=== Written task a ===
In the data entries, from their first line through the line containing "tweet-text: naan @trafnar's", change "tweet-timestamp" to "post-timestamp" everywhere it appears. Keep everything else identical and give back only those lines.

The dynamic duo then continue with an all-time mouthful.
'The industry needs to think more creatively about what options exist to solve the IE security design problem.'
Where else but in the world of politics would one otherwise meet such garbage?
'IE suffers from a basic design flaw in its security zone implementation.'
OK, so what? Our friends should have more to offer than that...
'We applaud the Department of Homeland Security and US-CERT's passion, vision and recommendations to help users have a more secure computing experience. We felt it was important, however, to offer an opposing view to your recommendation that users switch browsers to address their security problems.'
Ahem. Time for a pause that won't refresh.
The PivX site itself is a curious mongrel.
HTTP/1.1 200 OK
Server: Apache/1.3.27 (Unix) Chili!Soft-ASP/3.6.2 PHP/4.2.3
Chili!Soft is a Sun product:
In the blurb at the above URL one can read:
'The new version 4.0, adds support for Microsoft ASP 3.0, VBScript/JScript 5.5, and XML, and includes enhancements to its COM-to-Java technology bridge and integration with popular Web authoring tools, such as Macromedia's Dreamweaver MX and Microsoft FrontPage.'
So we're basically looking at a compromise web server solution here with enough sense to not run IIS but still not enough sense to not lame onto Microsoft 'technology' where it isn't needed (which is anywhere basically).
OK, back to the article.
What's really apparent - and enigmatic - about the article is that the so-called 'opposing view' of PivX is not really apparent. Views are not important here, and PivX have hardly missed that. Solutions are what are important, and PivX offer no alternative to the dictum already decreed by the DHS.
If PivX had a better idea, then yes people would listen. But the PivX article, as confused as it is - and deliberately so [sic] - does not offer a better idea: it offers no idea at all.
Leading one to wonder: why did PivX publish this article? Why did they write this 'open letter' to Amit Yoran? Was it only to garner attention, to promote their own products?
Was this just a cheap - and tactless - publicity stunt?
If so, it would be a blunder of monstrous proportions. People are tired of being kicked silly online with their Microsoft products, and this latest insult from the HangUp team has them angry - and for a private company to try to tout their snake oil in this situation is tantamount to corporate suicide.
Why be so dumb then, PivX?
It's a true enigma - until one remembers, back in the fogs of time, not so long ago actually, that PivX used to be the numero uno thorn in the side of Microsoft. PivX had the greatest and biggest and most visited list of unfixed Microsoft vulnerabilities in the world. PivX were a major embarrassment to Microsoft.
And then one rainy ominous morning the list disappeared. And people started to wonder. And finally PivX responded, in the type of inimical gobbledegook so prevalent in this latest letter quoted here, trying to save face while at the same time not admitting directly that a certain company in Redmond Washington in the US might be behind the list's sudden removal.
It's a much more accessible tactic for the likes of Bill Gates to crush the voices of opposition rather than get one's own house in order. Founding his company on the principle that experienced software engineers are never to be let near the front door because they're not 'malleable' and can't be controlled by Steve Ballmer, Gates is today the victim of the world's worst lock-in, having only strong-arm tactics to resort to when things go bad.
Time and again the brainwashed zombies of the Pacific Northwest screw up - and all Gates can do is the Vito Corleone bit and give the critics 'an offer they can't refuse'.

(Data entries)
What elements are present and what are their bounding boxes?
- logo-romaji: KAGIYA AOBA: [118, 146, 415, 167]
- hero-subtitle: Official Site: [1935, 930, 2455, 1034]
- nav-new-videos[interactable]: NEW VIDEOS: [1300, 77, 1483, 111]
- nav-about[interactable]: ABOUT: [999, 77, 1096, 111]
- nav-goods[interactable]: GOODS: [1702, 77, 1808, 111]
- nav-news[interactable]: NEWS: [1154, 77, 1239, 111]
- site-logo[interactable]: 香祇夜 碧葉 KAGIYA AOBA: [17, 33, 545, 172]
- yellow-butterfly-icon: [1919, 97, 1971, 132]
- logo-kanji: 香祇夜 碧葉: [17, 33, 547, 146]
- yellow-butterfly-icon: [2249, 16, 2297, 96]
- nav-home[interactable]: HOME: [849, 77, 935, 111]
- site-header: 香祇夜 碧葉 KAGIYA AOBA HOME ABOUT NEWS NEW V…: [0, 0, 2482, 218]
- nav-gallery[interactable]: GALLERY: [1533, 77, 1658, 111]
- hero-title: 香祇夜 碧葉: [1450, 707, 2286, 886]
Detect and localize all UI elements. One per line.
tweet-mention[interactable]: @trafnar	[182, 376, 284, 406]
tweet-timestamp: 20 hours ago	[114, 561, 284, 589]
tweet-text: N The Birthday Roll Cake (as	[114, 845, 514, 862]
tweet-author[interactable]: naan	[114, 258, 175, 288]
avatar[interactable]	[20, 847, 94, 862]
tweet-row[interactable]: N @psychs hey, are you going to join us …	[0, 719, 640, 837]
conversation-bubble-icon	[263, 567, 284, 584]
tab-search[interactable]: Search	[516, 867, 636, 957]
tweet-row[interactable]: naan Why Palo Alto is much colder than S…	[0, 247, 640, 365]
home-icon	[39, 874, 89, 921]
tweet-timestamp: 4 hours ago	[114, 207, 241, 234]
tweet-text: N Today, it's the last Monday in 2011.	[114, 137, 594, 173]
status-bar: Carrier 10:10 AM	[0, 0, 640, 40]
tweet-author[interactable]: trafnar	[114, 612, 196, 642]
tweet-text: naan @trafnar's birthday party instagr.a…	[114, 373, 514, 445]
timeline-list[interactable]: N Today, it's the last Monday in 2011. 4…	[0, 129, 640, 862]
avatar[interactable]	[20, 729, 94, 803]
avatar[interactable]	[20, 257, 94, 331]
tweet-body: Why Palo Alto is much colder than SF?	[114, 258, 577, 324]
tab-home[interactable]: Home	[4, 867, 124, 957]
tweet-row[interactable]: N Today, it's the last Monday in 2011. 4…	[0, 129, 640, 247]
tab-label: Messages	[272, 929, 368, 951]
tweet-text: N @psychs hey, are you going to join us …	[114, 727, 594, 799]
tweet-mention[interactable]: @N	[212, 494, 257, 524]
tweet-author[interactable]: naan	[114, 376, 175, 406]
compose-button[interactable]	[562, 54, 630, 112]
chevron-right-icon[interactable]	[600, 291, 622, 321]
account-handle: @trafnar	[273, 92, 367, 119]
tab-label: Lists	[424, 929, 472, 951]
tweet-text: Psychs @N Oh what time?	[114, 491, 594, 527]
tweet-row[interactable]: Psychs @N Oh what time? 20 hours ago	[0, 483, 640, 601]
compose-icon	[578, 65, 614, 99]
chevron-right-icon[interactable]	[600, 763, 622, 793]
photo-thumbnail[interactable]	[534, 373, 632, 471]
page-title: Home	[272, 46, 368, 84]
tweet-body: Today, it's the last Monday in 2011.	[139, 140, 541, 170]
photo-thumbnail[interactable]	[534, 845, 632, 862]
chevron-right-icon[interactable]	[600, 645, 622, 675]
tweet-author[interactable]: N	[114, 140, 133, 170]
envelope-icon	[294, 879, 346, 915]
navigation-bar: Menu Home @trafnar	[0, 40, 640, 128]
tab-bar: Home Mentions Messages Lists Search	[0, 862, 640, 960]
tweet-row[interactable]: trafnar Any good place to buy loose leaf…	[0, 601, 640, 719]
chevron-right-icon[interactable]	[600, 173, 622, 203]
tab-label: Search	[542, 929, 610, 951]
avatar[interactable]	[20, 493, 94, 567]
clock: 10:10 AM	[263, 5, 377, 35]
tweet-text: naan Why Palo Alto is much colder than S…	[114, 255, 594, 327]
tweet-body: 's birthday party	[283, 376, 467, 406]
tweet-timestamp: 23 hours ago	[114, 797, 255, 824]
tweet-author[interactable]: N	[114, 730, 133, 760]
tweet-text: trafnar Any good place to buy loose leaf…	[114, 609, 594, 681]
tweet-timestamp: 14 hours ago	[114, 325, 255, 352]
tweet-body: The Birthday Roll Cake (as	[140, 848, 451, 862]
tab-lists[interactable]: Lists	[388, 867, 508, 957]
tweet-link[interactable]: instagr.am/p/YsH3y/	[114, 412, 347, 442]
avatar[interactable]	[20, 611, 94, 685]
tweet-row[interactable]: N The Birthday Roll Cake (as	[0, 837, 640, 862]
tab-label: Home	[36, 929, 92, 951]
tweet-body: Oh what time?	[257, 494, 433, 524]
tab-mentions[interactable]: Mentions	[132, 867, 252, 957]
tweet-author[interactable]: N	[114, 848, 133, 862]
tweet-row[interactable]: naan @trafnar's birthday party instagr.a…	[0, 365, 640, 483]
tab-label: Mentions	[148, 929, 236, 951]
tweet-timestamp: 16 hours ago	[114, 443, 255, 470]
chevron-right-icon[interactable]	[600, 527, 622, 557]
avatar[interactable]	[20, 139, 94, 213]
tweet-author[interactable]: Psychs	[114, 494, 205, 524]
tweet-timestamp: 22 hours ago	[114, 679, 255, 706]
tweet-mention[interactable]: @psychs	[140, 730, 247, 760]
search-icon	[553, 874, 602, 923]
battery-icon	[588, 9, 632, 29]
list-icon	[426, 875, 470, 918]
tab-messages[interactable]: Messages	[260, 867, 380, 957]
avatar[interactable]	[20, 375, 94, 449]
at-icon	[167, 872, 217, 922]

=== Written task b ===
From the commentary on PivX, reproduce the passage that begins with the words "If so, it would" and ends with "embarrassment to Microsoft.", word for word.

=== Correct response a ===
What elements are present and what are their bounding boxes?
- logo-romaji: KAGIYA AOBA: [118, 146, 415, 167]
- hero-subtitle: Official Site: [1935, 930, 2455, 1034]
- nav-new-videos[interactable]: NEW VIDEOS: [1300, 77, 1483, 111]
- nav-about[interactable]: ABOUT: [999, 77, 1096, 111]
- nav-goods[interactable]: GOODS: [1702, 77, 1808, 111]
- nav-news[interactable]: NEWS: [1154, 77, 1239, 111]
- site-logo[interactable]: 香祇夜 碧葉 KAGIYA AOBA: [17, 33, 545, 172]
- yellow-butterfly-icon: [1919, 97, 1971, 132]
- logo-kanji: 香祇夜 碧葉: [17, 33, 547, 146]
- yellow-butterfly-icon: [2249, 16, 2297, 96]
- nav-home[interactable]: HOME: [849, 77, 935, 111]
- site-header: 香祇夜 碧葉 KAGIYA AOBA HOME ABOUT NEWS NEW V…: [0, 0, 2482, 218]
- nav-gallery[interactable]: GALLERY: [1533, 77, 1658, 111]
- hero-title: 香祇夜 碧葉: [1450, 707, 2286, 886]
Detect and localize all UI elements. One per line.
tweet-mention[interactable]: @trafnar	[182, 376, 284, 406]
post-timestamp: 20 hours ago	[114, 561, 284, 589]
tweet-text: N The Birthday Roll Cake (as	[114, 845, 514, 862]
tweet-author[interactable]: naan	[114, 258, 175, 288]
avatar[interactable]	[20, 847, 94, 862]
tweet-row[interactable]: N @psychs hey, are you going to join us …	[0, 719, 640, 837]
conversation-bubble-icon	[263, 567, 284, 584]
tab-search[interactable]: Search	[516, 867, 636, 957]
tweet-row[interactable]: naan Why Palo Alto is much colder than S…	[0, 247, 640, 365]
home-icon	[39, 874, 89, 921]
post-timestamp: 4 hours ago	[114, 207, 241, 234]
tweet-text: N Today, it's the last Monday in 2011.	[114, 137, 594, 173]
status-bar: Carrier 10:10 AM	[0, 0, 640, 40]
tweet-author[interactable]: trafnar	[114, 612, 196, 642]
tweet-text: naan @trafnar's birthday party instagr.a…	[114, 373, 514, 445]

=== Correct response b ===
If so, it would be a blunder of monstrous proportions. People are tired of being kicked silly online with their Microsoft products, and this latest insult from the HangUp team has them angry - and for a private company to try to tout their snake oil in this situation is tantamount to corporate suicide.
Why be so dumb then, PivX?
It's a true enigma - until one remembers, back in the fogs of time, not so long ago actually, that PivX used to be the numero uno thorn in the side of Microsoft. PivX had the greatest and biggest and most visited list of unfixed Microsoft vulnerabilities in the world. PivX were a major embarrassment to Microsoft.